-- Start Data entries --

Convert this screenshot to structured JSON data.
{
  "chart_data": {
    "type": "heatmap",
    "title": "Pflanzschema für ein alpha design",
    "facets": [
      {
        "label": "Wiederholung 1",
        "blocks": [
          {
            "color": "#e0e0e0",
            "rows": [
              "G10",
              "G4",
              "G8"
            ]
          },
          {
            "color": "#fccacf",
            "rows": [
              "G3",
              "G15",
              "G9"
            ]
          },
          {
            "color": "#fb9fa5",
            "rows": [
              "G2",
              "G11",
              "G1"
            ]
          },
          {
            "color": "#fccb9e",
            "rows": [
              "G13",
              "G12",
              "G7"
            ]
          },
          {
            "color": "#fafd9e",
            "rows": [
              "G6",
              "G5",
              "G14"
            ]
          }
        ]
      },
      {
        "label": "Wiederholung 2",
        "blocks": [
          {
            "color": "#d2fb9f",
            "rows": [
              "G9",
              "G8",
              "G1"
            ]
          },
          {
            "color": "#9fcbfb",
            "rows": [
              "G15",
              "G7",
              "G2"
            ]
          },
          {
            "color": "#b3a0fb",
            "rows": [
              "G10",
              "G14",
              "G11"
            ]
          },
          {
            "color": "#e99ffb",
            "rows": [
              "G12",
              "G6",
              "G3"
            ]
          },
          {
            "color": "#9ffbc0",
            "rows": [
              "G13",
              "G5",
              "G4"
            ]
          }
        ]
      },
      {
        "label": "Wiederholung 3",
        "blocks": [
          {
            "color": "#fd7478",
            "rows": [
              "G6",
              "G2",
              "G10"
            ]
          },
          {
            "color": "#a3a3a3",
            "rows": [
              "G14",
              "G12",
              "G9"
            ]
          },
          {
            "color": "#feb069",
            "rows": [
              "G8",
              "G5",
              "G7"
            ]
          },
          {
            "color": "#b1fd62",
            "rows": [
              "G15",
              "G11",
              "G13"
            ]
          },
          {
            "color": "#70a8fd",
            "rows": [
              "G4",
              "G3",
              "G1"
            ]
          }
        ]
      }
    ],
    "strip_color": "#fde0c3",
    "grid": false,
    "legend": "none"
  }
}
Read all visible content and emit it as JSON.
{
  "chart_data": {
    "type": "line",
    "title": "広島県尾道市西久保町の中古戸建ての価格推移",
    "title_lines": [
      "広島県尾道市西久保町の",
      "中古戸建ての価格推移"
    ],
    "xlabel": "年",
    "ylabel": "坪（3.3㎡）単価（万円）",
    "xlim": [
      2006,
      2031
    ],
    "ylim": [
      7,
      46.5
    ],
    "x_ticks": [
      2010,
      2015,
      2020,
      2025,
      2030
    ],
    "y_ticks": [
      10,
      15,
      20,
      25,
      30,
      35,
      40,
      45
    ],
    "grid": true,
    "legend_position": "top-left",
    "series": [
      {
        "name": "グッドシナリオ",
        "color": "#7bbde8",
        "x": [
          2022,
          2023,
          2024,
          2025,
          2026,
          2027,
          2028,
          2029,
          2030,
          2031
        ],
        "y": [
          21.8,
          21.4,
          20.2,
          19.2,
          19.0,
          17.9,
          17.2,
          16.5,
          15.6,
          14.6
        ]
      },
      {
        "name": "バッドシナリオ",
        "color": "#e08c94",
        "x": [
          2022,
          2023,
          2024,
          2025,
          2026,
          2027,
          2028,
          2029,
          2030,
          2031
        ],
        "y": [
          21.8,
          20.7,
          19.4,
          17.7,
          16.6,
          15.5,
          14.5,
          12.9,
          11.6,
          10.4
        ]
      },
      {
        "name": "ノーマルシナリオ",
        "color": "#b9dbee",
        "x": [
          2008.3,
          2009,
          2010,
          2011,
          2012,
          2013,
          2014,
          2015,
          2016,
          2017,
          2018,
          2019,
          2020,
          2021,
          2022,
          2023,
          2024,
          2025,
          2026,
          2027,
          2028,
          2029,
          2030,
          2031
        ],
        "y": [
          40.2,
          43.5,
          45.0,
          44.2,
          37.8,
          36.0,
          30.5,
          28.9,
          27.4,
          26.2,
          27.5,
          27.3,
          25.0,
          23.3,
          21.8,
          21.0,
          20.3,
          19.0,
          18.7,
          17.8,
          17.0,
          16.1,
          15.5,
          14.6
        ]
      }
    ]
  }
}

-- End Data entries --
-- Start Data entries --

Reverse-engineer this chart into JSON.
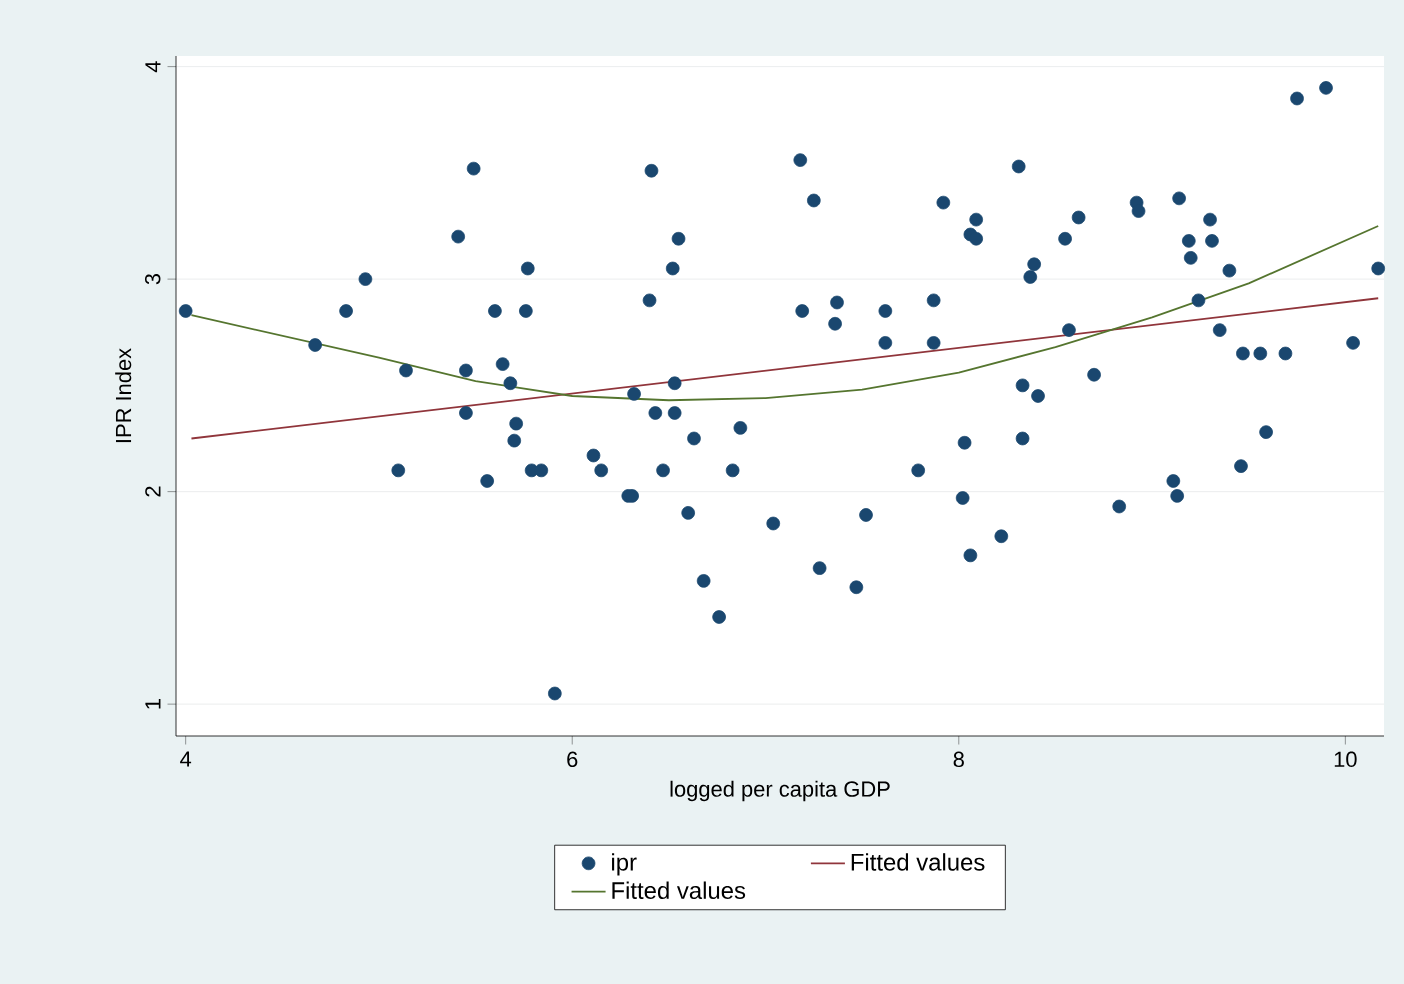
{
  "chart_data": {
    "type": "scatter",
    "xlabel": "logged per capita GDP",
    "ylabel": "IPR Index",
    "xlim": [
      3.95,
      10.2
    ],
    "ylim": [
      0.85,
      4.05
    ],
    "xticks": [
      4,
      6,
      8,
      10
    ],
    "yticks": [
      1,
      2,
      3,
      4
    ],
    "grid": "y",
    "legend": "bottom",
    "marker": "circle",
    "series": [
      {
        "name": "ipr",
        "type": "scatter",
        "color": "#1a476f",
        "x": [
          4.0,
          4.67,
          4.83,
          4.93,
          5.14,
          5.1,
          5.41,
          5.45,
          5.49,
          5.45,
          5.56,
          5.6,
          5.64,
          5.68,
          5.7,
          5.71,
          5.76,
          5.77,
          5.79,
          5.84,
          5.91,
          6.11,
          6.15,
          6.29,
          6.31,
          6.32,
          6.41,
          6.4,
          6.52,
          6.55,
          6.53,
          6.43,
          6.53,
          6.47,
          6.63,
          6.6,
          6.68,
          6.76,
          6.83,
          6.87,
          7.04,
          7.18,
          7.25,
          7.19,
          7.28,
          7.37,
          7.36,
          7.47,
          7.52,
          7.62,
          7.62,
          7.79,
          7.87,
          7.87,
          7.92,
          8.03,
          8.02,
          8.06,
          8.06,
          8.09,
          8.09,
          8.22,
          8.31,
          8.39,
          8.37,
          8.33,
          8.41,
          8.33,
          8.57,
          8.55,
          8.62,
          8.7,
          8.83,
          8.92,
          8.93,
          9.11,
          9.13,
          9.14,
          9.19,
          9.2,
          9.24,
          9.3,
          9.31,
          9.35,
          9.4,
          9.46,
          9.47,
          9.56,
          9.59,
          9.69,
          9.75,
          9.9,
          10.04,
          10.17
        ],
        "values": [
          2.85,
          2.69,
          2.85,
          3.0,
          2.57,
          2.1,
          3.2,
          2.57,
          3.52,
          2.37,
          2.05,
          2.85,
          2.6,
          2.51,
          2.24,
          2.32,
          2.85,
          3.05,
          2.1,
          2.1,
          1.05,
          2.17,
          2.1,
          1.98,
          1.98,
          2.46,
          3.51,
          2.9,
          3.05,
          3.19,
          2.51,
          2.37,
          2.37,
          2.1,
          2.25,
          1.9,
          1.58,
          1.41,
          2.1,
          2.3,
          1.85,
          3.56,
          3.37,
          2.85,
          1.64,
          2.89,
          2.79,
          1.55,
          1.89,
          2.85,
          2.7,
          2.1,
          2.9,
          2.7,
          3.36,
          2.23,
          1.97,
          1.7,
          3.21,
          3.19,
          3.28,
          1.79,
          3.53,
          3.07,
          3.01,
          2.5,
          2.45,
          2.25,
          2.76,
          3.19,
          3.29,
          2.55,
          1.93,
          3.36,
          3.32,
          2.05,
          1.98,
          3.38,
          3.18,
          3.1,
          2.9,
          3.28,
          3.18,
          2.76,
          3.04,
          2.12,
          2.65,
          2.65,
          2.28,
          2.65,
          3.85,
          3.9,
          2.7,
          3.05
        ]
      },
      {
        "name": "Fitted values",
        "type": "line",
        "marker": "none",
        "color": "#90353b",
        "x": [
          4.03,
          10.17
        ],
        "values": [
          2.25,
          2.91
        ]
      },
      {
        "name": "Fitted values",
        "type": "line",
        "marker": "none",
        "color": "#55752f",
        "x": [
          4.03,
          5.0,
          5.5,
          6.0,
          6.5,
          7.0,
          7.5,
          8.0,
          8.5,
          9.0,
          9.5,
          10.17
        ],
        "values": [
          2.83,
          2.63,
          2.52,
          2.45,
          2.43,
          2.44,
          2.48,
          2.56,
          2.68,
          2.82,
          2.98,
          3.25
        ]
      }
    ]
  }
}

-- End Data entries --
-- Start Data entries --

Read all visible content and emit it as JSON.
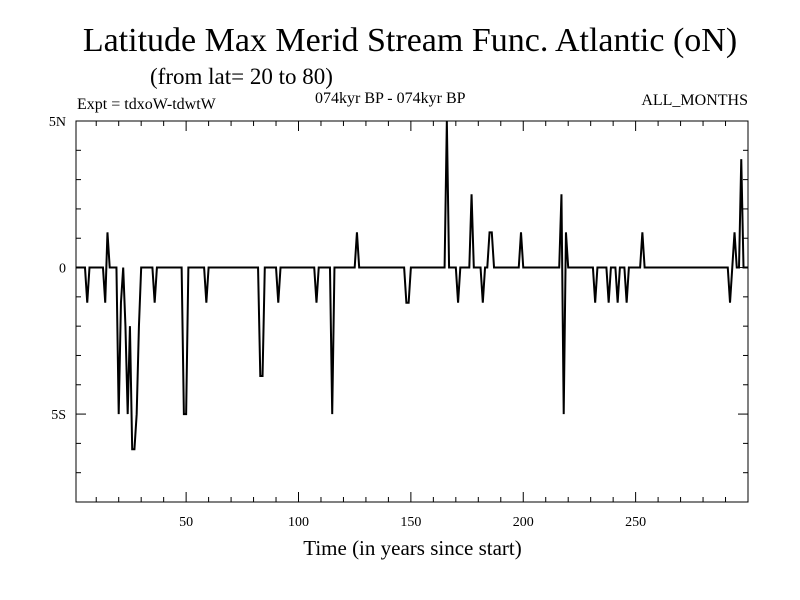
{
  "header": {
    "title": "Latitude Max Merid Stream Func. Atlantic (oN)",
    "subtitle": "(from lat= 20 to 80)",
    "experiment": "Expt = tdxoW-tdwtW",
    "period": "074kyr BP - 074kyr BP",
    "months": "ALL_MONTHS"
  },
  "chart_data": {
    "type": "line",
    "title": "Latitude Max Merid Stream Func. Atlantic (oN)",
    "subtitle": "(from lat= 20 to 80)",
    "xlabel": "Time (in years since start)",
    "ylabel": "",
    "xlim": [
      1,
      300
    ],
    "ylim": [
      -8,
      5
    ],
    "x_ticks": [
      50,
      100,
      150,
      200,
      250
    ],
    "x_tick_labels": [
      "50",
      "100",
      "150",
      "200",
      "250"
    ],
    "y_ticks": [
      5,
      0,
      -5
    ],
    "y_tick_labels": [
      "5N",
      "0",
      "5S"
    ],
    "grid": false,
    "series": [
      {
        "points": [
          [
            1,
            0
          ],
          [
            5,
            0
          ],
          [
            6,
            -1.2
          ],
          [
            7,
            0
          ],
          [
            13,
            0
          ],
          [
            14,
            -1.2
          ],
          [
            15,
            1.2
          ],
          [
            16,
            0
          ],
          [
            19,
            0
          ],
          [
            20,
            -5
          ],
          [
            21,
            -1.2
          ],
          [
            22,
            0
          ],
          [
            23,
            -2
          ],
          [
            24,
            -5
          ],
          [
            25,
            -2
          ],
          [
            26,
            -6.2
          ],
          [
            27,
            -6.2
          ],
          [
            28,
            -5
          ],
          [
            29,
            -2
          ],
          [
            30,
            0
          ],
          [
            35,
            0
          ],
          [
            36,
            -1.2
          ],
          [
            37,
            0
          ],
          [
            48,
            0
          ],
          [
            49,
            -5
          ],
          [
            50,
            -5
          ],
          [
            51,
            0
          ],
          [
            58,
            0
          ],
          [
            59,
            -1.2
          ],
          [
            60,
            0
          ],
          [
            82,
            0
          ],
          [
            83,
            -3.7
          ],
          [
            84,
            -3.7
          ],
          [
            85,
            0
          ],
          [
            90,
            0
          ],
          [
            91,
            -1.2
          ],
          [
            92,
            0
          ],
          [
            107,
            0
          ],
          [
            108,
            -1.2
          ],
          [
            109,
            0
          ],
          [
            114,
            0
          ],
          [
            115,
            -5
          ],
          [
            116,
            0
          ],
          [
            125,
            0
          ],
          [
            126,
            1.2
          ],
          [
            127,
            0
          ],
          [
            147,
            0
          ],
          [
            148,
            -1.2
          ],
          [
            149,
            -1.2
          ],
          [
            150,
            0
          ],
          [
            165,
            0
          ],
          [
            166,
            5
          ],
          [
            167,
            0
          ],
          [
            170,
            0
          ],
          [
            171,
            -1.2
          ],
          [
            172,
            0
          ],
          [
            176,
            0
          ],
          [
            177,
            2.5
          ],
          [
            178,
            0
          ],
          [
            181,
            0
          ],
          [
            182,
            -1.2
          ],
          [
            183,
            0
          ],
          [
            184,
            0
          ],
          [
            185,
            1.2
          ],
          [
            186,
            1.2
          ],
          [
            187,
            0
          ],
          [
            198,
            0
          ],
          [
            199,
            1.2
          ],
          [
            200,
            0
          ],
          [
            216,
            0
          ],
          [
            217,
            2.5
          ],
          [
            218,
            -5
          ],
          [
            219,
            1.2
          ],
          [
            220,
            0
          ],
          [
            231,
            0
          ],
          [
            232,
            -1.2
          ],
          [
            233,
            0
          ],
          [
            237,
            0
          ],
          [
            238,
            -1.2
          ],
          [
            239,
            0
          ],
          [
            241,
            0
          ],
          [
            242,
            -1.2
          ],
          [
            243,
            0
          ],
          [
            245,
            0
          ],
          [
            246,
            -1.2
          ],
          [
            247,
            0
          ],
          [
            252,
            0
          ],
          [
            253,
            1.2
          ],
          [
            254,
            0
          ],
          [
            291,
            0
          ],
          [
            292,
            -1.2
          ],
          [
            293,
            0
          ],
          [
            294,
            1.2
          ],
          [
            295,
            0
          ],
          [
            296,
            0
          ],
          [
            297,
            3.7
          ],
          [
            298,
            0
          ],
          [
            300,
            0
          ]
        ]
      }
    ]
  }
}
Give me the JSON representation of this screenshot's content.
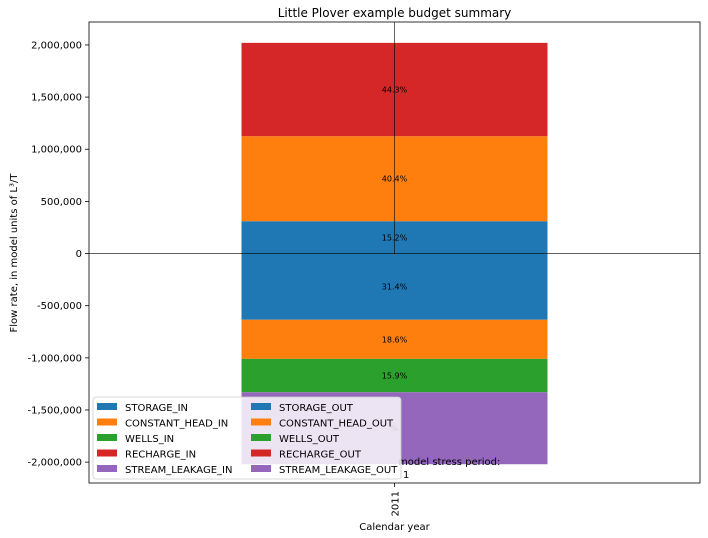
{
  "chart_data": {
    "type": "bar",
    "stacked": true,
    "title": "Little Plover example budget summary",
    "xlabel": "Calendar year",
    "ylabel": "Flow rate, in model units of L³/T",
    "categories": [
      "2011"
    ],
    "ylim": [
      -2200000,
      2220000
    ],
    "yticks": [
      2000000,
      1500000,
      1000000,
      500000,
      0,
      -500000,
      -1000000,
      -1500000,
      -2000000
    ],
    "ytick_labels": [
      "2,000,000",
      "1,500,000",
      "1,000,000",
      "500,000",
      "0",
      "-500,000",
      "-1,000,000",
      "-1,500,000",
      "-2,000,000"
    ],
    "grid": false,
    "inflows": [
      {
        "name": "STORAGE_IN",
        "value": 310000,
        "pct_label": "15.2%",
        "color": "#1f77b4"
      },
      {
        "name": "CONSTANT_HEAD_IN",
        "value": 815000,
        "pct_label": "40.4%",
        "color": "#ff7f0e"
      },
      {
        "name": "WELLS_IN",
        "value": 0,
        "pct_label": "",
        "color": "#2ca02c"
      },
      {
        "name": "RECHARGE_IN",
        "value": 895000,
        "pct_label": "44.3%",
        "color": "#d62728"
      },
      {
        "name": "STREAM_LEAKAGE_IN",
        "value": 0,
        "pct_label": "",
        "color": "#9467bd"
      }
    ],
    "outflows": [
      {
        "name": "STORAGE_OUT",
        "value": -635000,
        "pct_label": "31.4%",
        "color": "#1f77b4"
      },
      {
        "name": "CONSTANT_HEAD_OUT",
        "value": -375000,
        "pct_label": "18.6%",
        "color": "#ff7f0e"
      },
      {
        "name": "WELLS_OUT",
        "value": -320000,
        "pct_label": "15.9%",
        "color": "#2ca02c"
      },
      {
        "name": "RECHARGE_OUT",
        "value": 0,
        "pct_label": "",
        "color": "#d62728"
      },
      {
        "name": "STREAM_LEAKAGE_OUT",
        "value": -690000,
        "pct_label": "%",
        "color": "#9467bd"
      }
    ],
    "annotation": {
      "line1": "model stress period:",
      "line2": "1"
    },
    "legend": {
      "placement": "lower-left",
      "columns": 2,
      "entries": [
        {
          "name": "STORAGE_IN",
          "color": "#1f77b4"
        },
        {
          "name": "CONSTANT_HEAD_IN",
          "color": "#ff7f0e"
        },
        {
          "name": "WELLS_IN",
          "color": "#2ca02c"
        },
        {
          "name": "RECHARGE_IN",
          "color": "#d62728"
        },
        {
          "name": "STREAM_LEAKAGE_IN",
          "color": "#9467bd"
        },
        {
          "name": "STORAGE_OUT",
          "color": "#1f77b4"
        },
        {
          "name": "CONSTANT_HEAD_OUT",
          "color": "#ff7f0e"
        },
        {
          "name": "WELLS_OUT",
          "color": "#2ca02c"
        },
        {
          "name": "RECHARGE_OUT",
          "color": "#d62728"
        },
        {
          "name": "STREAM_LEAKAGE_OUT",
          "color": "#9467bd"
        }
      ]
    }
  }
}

-- End Data entries --

Problem to solve: Sift through the entries and copy every line with "ylabel".

Answer to this task:
    "ylabel": "坪（3.3㎡）単価（万円）",
    "ylabel": "IPR Index",
    "ylabel": "",
    "ylabel": "Flow rate, in model units of L³/T",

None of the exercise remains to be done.